= Your goal =
Retype every entry in its entirety, without alteration.

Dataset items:
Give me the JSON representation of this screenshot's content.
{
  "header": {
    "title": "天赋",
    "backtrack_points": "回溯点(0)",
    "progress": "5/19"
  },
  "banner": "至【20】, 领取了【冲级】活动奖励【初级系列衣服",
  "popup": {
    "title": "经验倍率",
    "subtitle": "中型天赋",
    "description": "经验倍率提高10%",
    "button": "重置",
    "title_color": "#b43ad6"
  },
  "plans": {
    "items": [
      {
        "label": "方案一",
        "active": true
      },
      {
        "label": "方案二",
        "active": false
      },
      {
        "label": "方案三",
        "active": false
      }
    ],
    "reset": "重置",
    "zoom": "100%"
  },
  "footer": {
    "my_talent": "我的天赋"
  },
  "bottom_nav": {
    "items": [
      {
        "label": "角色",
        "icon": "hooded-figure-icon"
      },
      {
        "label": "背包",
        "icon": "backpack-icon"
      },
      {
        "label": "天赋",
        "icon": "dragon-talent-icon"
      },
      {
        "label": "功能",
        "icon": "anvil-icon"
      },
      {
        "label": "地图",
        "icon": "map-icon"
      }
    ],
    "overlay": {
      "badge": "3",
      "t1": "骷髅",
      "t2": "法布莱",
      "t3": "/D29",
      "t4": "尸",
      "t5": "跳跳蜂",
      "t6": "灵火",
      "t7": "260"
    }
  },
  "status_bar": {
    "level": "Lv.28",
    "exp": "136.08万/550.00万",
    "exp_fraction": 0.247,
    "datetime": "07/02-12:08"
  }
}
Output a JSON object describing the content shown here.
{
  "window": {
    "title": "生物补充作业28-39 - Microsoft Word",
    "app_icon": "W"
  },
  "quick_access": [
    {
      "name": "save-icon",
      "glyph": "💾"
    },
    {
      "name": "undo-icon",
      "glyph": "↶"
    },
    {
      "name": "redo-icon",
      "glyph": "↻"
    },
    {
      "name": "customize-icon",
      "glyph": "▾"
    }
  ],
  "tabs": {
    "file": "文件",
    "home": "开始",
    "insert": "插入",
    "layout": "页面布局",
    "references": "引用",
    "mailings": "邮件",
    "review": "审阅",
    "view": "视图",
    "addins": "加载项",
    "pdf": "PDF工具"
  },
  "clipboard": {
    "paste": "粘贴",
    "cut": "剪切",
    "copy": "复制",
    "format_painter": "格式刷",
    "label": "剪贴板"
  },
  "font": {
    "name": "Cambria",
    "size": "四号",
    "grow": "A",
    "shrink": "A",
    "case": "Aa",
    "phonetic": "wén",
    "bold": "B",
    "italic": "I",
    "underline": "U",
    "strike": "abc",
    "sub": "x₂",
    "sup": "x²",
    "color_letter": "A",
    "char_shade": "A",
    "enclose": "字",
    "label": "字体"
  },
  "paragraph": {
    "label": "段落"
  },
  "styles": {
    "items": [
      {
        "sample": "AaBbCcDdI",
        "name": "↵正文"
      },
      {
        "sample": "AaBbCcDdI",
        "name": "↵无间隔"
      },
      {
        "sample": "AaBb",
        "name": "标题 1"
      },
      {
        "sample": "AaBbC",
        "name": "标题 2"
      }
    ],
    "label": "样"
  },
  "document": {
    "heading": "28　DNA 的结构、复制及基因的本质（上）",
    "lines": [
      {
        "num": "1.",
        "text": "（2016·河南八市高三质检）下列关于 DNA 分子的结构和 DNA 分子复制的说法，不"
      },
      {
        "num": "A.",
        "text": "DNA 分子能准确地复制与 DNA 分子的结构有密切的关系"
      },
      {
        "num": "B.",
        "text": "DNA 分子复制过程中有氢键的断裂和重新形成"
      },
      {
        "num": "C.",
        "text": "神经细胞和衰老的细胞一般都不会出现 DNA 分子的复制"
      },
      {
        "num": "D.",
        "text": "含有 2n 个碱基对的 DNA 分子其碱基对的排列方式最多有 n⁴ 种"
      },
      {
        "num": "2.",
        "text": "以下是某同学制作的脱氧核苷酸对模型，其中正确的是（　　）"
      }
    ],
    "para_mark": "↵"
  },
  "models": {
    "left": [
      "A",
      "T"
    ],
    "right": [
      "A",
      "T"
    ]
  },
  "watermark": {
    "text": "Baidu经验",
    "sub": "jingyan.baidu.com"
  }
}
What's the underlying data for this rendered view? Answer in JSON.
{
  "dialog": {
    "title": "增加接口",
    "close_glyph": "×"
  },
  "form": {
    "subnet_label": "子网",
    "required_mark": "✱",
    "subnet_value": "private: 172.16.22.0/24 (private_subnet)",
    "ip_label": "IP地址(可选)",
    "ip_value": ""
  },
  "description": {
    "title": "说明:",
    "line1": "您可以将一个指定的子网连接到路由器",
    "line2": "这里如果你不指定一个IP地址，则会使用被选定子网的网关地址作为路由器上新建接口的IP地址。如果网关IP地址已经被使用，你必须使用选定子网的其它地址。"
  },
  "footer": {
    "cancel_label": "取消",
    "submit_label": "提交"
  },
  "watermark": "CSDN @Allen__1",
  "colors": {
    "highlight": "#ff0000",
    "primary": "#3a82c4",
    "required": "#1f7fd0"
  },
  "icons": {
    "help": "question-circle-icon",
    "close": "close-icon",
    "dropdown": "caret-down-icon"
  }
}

= Written solution =
Give me the JSON representation of this screenshot's content.
{
  "header": {
    "title": "天赋",
    "backtrack_points": "回溯点(0)",
    "progress": "5/19"
  },
  "banner": "至【20】, 领取了【冲级】活动奖励【初级系列衣服",
  "popup": {
    "title": "经验倍率",
    "subtitle": "中型天赋",
    "description": "经验倍率提高10%",
    "button": "重置",
    "title_color": "#b43ad6"
  },
  "plans": {
    "items": [
      {
        "label": "方案一",
        "active": true
      },
      {
        "label": "方案二",
        "active": false
      },
      {
        "label": "方案三",
        "active": false
      }
    ],
    "reset": "重置",
    "zoom": "100%"
  },
  "footer": {
    "my_talent": "我的天赋"
  },
  "bottom_nav": {
    "items": [
      {
        "label": "角色",
        "icon": "hooded-figure-icon"
      },
      {
        "label": "背包",
        "icon": "backpack-icon"
      },
      {
        "label": "天赋",
        "icon": "dragon-talent-icon"
      },
      {
        "label": "功能",
        "icon": "anvil-icon"
      },
      {
        "label": "地图",
        "icon": "map-icon"
      }
    ],
    "overlay": {
      "badge": "3",
      "t1": "骷髅",
      "t2": "法布莱",
      "t3": "/D29",
      "t4": "尸",
      "t5": "跳跳蜂",
      "t6": "灵火",
      "t7": "260"
    }
  },
  "status_bar": {
    "level": "Lv.28",
    "exp": "136.08万/550.00万",
    "exp_fraction": 0.247,
    "datetime": "07/02-12:08"
  }
}
Output a JSON object describing the content shown here.
{
  "window": {
    "title": "生物补充作业28-39 - Microsoft Word",
    "app_icon": "W"
  },
  "quick_access": [
    {
      "name": "save-icon",
      "glyph": "💾"
    },
    {
      "name": "undo-icon",
      "glyph": "↶"
    },
    {
      "name": "redo-icon",
      "glyph": "↻"
    },
    {
      "name": "customize-icon",
      "glyph": "▾"
    }
  ],
  "tabs": {
    "file": "文件",
    "home": "开始",
    "insert": "插入",
    "layout": "页面布局",
    "references": "引用",
    "mailings": "邮件",
    "review": "审阅",
    "view": "视图",
    "addins": "加载项",
    "pdf": "PDF工具"
  },
  "clipboard": {
    "paste": "粘贴",
    "cut": "剪切",
    "copy": "复制",
    "format_painter": "格式刷",
    "label": "剪贴板"
  },
  "font": {
    "name": "Cambria",
    "size": "四号",
    "grow": "A",
    "shrink": "A",
    "case": "Aa",
    "phonetic": "wén",
    "bold": "B",
    "italic": "I",
    "underline": "U",
    "strike": "abc",
    "sub": "x₂",
    "sup": "x²",
    "color_letter": "A",
    "char_shade": "A",
    "enclose": "字",
    "label": "字体"
  },
  "paragraph": {
    "label": "段落"
  },
  "styles": {
    "items": [
      {
        "sample": "AaBbCcDdI",
        "name": "↵正文"
      },
      {
        "sample": "AaBbCcDdI",
        "name": "↵无间隔"
      },
      {
        "sample": "AaBb",
        "name": "标题 1"
      },
      {
        "sample": "AaBbC",
        "name": "标题 2"
      }
    ],
    "label": "样"
  },
  "document": {
    "heading": "28　DNA 的结构、复制及基因的本质（上）",
    "lines": [
      {
        "num": "1.",
        "text": "（2016·河南八市高三质检）下列关于 DNA 分子的结构和 DNA 分子复制的说法，不"
      },
      {
        "num": "A.",
        "text": "DNA 分子能准确地复制与 DNA 分子的结构有密切的关系"
      },
      {
        "num": "B.",
        "text": "DNA 分子复制过程中有氢键的断裂和重新形成"
      },
      {
        "num": "C.",
        "text": "神经细胞和衰老的细胞一般都不会出现 DNA 分子的复制"
      },
      {
        "num": "D.",
        "text": "含有 2n 个碱基对的 DNA 分子其碱基对的排列方式最多有 n⁴ 种"
      },
      {
        "num": "2.",
        "text": "以下是某同学制作的脱氧核苷酸对模型，其中正确的是（　　）"
      }
    ],
    "para_mark": "↵"
  },
  "models": {
    "left": [
      "A",
      "T"
    ],
    "right": [
      "A",
      "T"
    ]
  },
  "watermark": {
    "text": "Baidu经验",
    "sub": "jingyan.baidu.com"
  }
}
What's the underlying data for this rendered view? Answer in JSON.
{
  "dialog": {
    "title": "增加接口",
    "close_glyph": "×"
  },
  "form": {
    "subnet_label": "子网",
    "required_mark": "✱",
    "subnet_value": "private: 172.16.22.0/24 (private_subnet)",
    "ip_label": "IP地址(可选)",
    "ip_value": ""
  },
  "description": {
    "title": "说明:",
    "line1": "您可以将一个指定的子网连接到路由器",
    "line2": "这里如果你不指定一个IP地址，则会使用被选定子网的网关地址作为路由器上新建接口的IP地址。如果网关IP地址已经被使用，你必须使用选定子网的其它地址。"
  },
  "footer": {
    "cancel_label": "取消",
    "submit_label": "提交"
  },
  "watermark": "CSDN @Allen__1",
  "colors": {
    "highlight": "#ff0000",
    "primary": "#3a82c4",
    "required": "#1f7fd0"
  },
  "icons": {
    "help": "question-circle-icon",
    "close": "close-icon",
    "dropdown": "caret-down-icon"
  }
}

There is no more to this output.